(begin)

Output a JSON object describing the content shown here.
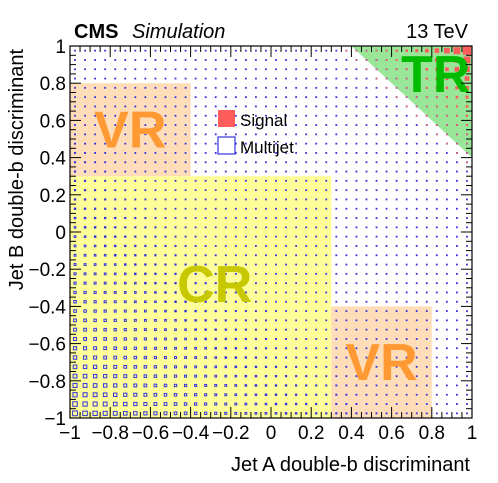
{
  "header": {
    "experiment": "CMS",
    "status": "Simulation",
    "energy": "13 TeV"
  },
  "legend": {
    "entries": [
      {
        "name": "Signal",
        "color": "#ff5c5c",
        "style": "filled-box"
      },
      {
        "name": "Multijet",
        "color": "#3333dd",
        "style": "open-box"
      }
    ]
  },
  "chart_data": {
    "type": "heatmap",
    "xlabel": "Jet A double-b discriminant",
    "ylabel": "Jet B double-b discriminant",
    "xlim": [
      -1,
      1
    ],
    "ylim": [
      -1,
      1
    ],
    "xticks": [
      "−1",
      "−0.8",
      "−0.6",
      "−0.4",
      "−0.2",
      "0",
      "0.2",
      "0.4",
      "0.6",
      "0.8",
      "1"
    ],
    "yticks": [
      "−1",
      "−0.8",
      "−0.6",
      "−0.4",
      "−0.2",
      "0",
      "0.2",
      "0.4",
      "0.6",
      "0.8",
      "1"
    ],
    "tick_values": [
      -1,
      -0.8,
      -0.6,
      -0.4,
      -0.2,
      0,
      0.2,
      0.4,
      0.6,
      0.8,
      1
    ],
    "bins": 40,
    "regions": [
      {
        "label": "CR",
        "x": [
          -1,
          0.3
        ],
        "y": [
          -1,
          0.3
        ],
        "fill": "#ffff99",
        "text_color": "#c8c800"
      },
      {
        "label": "VR",
        "x": [
          -1,
          -0.4
        ],
        "y": [
          0.3,
          0.8
        ],
        "fill": "#ffddb8",
        "text_color": "#ff9933"
      },
      {
        "label": "VR",
        "x": [
          0.3,
          0.8
        ],
        "y": [
          -1,
          -0.4
        ],
        "fill": "#ffddb8",
        "text_color": "#ff9933"
      },
      {
        "label": "TR",
        "triangle": [
          [
            0.4,
            1
          ],
          [
            1,
            1
          ],
          [
            1,
            0.4
          ]
        ],
        "fill": "#99e699",
        "text_color": "#00bb00"
      }
    ],
    "series": [
      {
        "name": "Multijet",
        "color": "#3333dd",
        "description": "open boxes on 40x40 grid; box size largest at low discriminant values (jet A, jet B near -1), shrinking to tiny dots at high values",
        "max_box_fraction_of_bin": 0.5,
        "min_box_fraction_of_bin": 0.08
      },
      {
        "name": "Signal",
        "color": "#ff5c5c",
        "description": "filled boxes concentrated where x + y > 1.3, growing toward (1, 1)",
        "threshold_sum": 1.3,
        "max_box_fraction_of_bin": 1.0
      }
    ],
    "grid": false
  }
}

(end)

> _The request_
Quote everything in the listing above exactly; pictures are the only thing to omit.

> _Answer_
Output a JSON object describing the content shown here.
{
  "header": {
    "experiment": "CMS",
    "status": "Simulation",
    "energy": "13 TeV"
  },
  "legend": {
    "entries": [
      {
        "name": "Signal",
        "color": "#ff5c5c",
        "style": "filled-box"
      },
      {
        "name": "Multijet",
        "color": "#3333dd",
        "style": "open-box"
      }
    ]
  },
  "chart_data": {
    "type": "heatmap",
    "xlabel": "Jet A double-b discriminant",
    "ylabel": "Jet B double-b discriminant",
    "xlim": [
      -1,
      1
    ],
    "ylim": [
      -1,
      1
    ],
    "xticks": [
      "−1",
      "−0.8",
      "−0.6",
      "−0.4",
      "−0.2",
      "0",
      "0.2",
      "0.4",
      "0.6",
      "0.8",
      "1"
    ],
    "yticks": [
      "−1",
      "−0.8",
      "−0.6",
      "−0.4",
      "−0.2",
      "0",
      "0.2",
      "0.4",
      "0.6",
      "0.8",
      "1"
    ],
    "tick_values": [
      -1,
      -0.8,
      -0.6,
      -0.4,
      -0.2,
      0,
      0.2,
      0.4,
      0.6,
      0.8,
      1
    ],
    "bins": 40,
    "regions": [
      {
        "label": "CR",
        "x": [
          -1,
          0.3
        ],
        "y": [
          -1,
          0.3
        ],
        "fill": "#ffff99",
        "text_color": "#c8c800"
      },
      {
        "label": "VR",
        "x": [
          -1,
          -0.4
        ],
        "y": [
          0.3,
          0.8
        ],
        "fill": "#ffddb8",
        "text_color": "#ff9933"
      },
      {
        "label": "VR",
        "x": [
          0.3,
          0.8
        ],
        "y": [
          -1,
          -0.4
        ],
        "fill": "#ffddb8",
        "text_color": "#ff9933"
      },
      {
        "label": "TR",
        "triangle": [
          [
            0.4,
            1
          ],
          [
            1,
            1
          ],
          [
            1,
            0.4
          ]
        ],
        "fill": "#99e699",
        "text_color": "#00bb00"
      }
    ],
    "series": [
      {
        "name": "Multijet",
        "color": "#3333dd",
        "description": "open boxes on 40x40 grid; box size largest at low discriminant values (jet A, jet B near -1), shrinking to tiny dots at high values",
        "max_box_fraction_of_bin": 0.5,
        "min_box_fraction_of_bin": 0.08
      },
      {
        "name": "Signal",
        "color": "#ff5c5c",
        "description": "filled boxes concentrated where x + y > 1.3, growing toward (1, 1)",
        "threshold_sum": 1.3,
        "max_box_fraction_of_bin": 1.0
      }
    ],
    "grid": false
  }
}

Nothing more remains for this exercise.